▸ RECORD EXTRACTS
--------------------

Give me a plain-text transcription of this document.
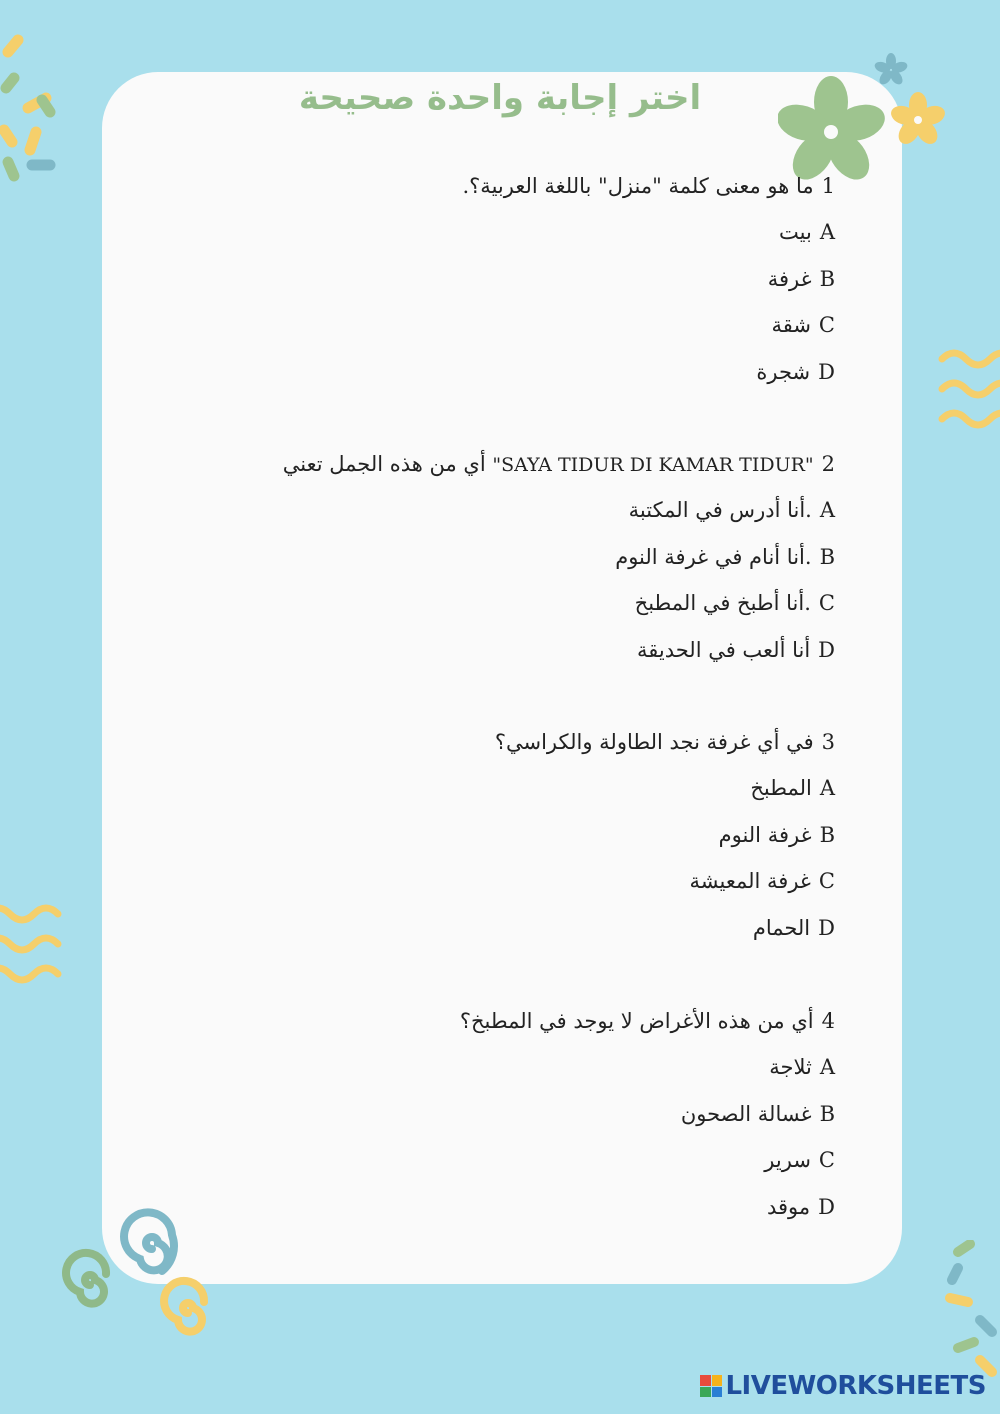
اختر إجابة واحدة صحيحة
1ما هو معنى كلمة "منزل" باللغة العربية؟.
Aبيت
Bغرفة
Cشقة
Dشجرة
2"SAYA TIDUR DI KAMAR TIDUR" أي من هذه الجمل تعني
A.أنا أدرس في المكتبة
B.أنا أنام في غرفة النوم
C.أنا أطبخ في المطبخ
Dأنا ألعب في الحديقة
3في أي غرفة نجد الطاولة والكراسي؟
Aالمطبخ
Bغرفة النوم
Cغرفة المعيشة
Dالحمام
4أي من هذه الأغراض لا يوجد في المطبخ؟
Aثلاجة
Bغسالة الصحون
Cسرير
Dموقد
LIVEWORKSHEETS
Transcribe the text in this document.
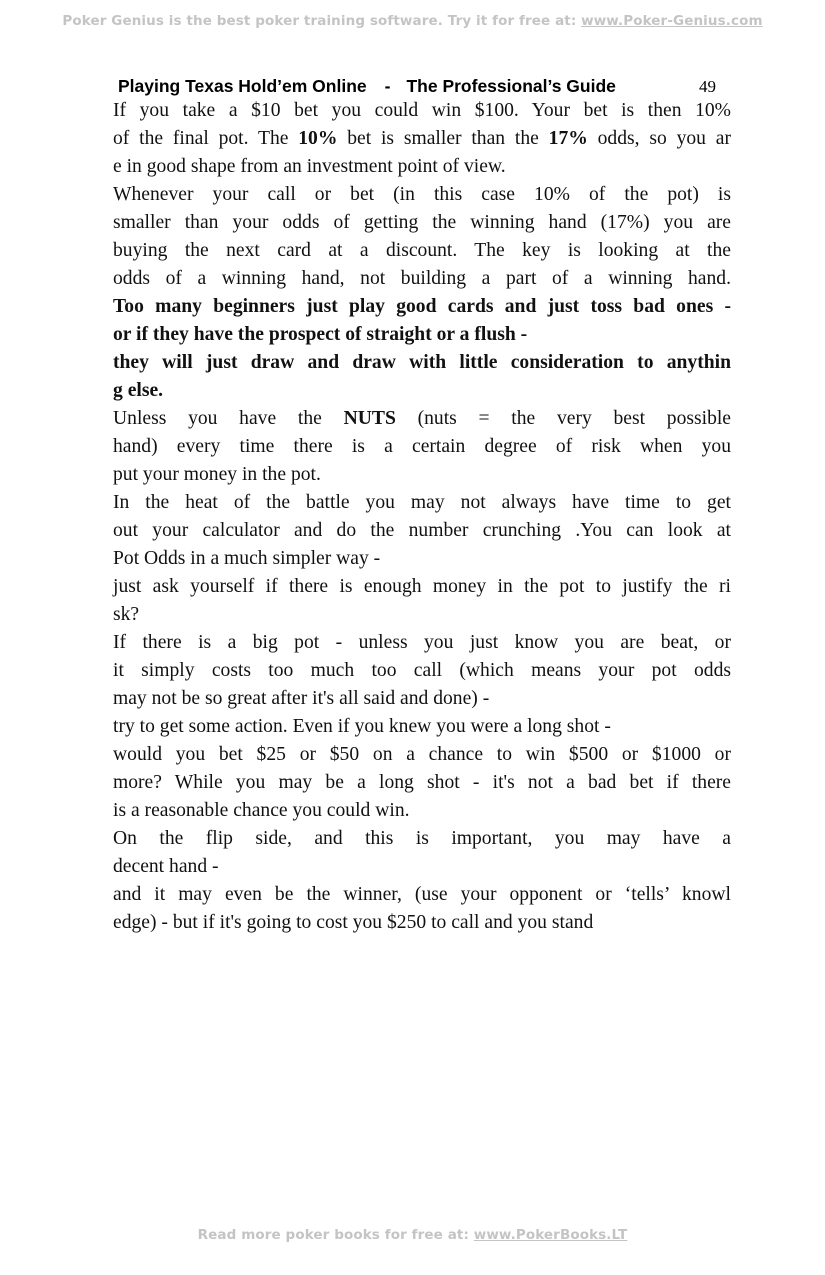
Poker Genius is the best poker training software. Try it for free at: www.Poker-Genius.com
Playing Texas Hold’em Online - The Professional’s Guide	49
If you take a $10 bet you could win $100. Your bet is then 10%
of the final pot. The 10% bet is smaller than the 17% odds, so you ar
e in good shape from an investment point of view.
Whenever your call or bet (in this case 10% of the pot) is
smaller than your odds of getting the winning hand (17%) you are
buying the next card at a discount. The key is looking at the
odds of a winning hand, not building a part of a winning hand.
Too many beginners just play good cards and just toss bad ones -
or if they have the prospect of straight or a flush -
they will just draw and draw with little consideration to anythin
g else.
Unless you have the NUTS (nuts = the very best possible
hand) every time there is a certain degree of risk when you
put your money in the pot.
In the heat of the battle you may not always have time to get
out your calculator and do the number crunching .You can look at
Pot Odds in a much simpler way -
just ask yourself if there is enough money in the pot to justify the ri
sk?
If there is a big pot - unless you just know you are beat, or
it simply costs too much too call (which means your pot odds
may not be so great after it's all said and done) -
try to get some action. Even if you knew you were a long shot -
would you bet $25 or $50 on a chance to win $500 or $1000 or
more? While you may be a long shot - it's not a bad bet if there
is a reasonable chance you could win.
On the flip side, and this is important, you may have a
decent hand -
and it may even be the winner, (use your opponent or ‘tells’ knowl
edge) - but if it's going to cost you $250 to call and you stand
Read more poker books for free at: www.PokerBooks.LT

--------------------

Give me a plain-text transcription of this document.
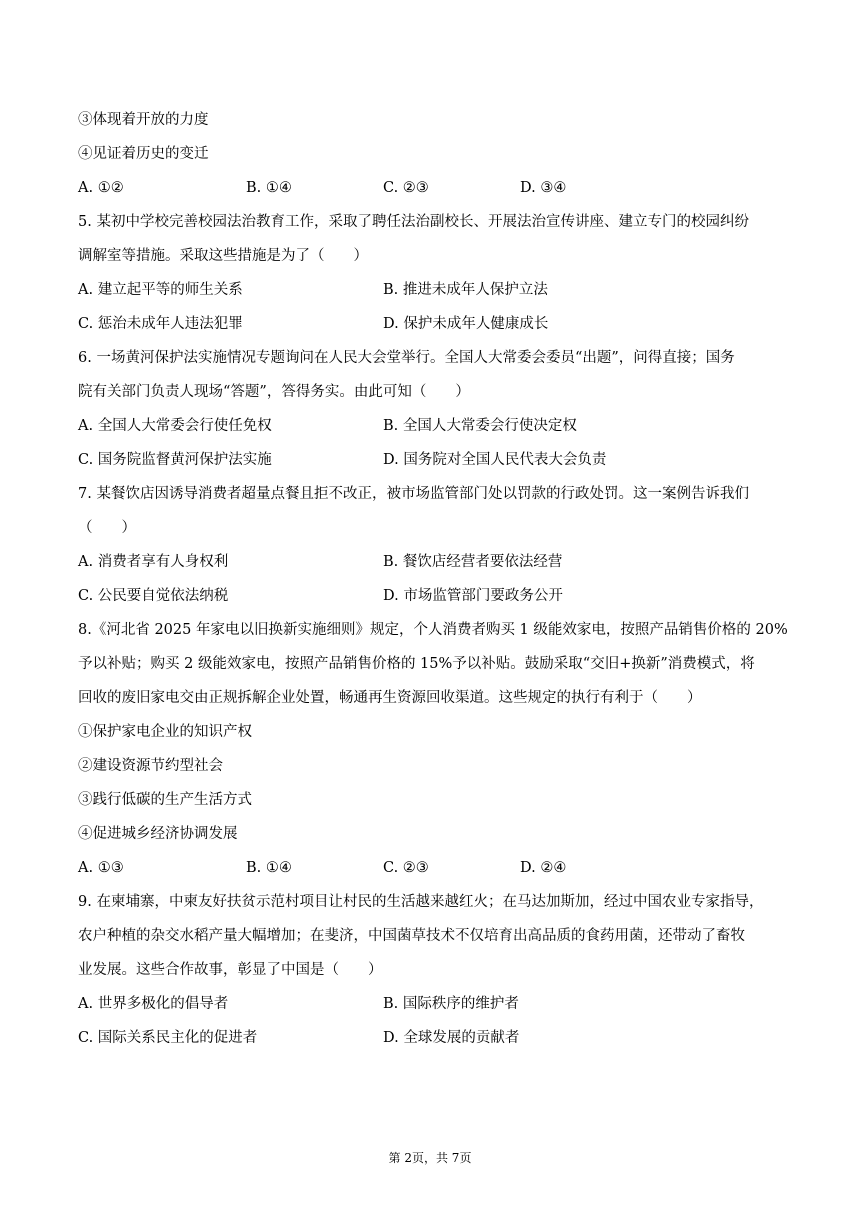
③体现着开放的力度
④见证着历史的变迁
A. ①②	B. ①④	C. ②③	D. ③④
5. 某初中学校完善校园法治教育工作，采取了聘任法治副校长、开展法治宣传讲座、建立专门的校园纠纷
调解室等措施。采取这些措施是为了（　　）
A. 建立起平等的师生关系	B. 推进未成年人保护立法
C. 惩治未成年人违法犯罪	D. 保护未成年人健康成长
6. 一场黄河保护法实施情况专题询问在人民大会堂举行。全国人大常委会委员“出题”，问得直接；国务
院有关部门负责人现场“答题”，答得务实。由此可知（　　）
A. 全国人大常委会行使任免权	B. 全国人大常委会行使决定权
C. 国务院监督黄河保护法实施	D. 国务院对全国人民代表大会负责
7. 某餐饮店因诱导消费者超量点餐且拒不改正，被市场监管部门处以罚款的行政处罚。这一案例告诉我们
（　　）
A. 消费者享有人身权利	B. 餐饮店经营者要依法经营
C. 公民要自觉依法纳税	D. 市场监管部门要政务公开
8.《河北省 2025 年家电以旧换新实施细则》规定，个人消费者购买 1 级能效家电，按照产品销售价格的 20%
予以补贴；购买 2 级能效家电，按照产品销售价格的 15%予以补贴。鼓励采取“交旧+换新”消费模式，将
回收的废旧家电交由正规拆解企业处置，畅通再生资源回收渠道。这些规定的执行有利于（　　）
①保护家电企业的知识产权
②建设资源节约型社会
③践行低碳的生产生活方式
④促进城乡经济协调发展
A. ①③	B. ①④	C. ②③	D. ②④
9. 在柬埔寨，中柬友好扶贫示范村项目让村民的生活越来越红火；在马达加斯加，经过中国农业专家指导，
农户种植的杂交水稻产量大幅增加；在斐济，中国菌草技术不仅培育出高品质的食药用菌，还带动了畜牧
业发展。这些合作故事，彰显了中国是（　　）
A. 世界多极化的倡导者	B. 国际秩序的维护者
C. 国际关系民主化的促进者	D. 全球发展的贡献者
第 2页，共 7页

--------------------

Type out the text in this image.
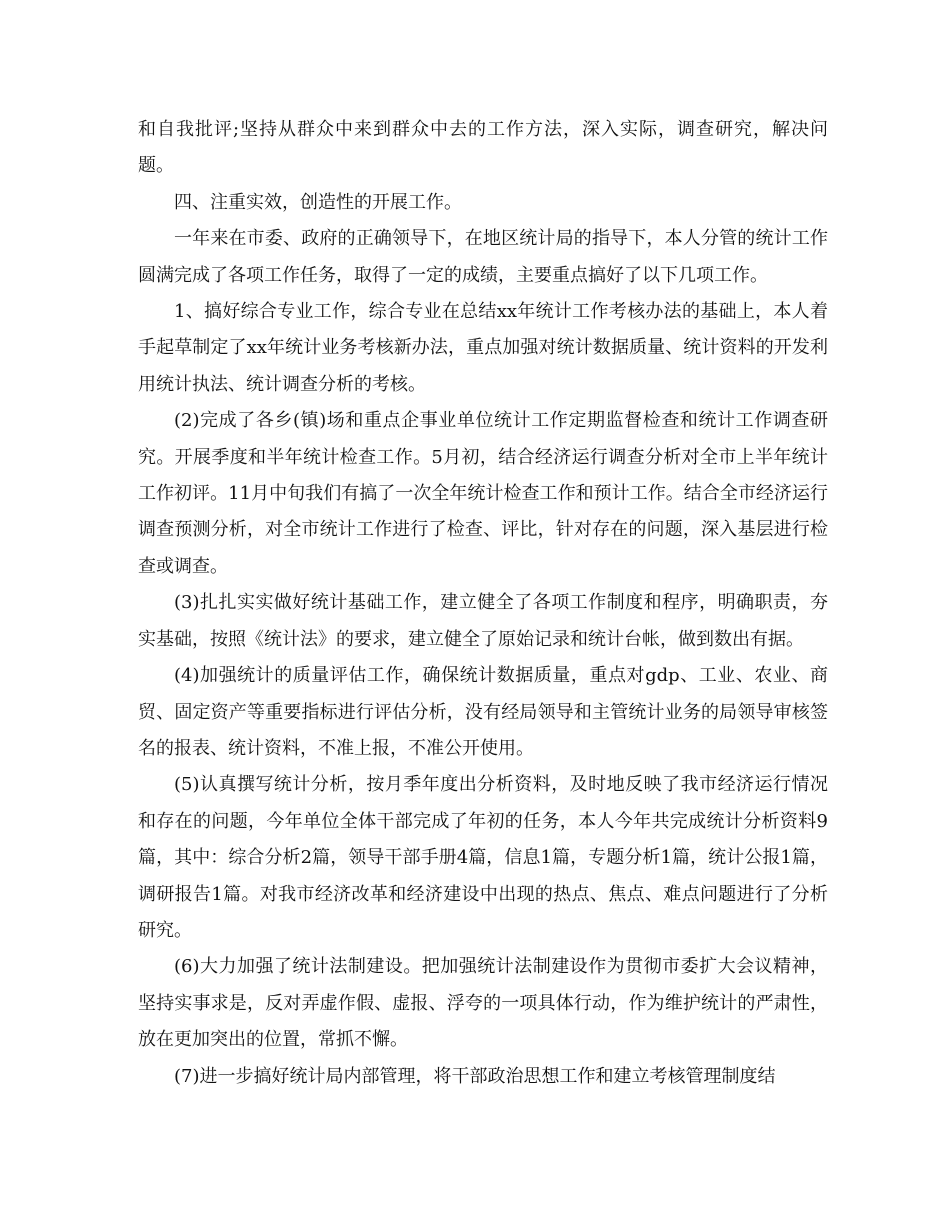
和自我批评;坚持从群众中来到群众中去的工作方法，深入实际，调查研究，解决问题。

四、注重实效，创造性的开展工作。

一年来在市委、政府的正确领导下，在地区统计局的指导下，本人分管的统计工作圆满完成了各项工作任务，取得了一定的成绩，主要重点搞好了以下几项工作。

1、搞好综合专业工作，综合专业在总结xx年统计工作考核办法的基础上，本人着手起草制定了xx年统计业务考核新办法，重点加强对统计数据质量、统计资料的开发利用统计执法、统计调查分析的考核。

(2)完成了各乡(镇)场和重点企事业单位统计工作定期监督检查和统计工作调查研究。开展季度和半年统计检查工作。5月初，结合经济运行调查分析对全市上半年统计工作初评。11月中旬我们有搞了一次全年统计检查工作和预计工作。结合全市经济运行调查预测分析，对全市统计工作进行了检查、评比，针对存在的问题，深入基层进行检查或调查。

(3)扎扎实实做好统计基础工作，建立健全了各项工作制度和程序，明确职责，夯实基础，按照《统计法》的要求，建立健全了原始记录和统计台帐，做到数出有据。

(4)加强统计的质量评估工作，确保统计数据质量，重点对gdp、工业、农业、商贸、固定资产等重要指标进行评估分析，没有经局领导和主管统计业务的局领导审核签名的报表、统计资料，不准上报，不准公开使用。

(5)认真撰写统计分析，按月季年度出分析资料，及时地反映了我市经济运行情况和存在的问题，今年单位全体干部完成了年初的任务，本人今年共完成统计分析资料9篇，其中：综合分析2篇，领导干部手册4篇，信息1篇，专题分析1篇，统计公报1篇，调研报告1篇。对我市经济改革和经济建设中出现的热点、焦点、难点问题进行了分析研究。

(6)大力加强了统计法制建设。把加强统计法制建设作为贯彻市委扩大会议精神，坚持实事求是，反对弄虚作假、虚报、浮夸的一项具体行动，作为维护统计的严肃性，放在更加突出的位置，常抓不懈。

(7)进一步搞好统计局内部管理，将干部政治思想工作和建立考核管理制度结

--------------------

▸ REQUEST
Reply with only the number of lines in the entries that contain the word "there".

▸ OUTPUT FOR THIS TASK
4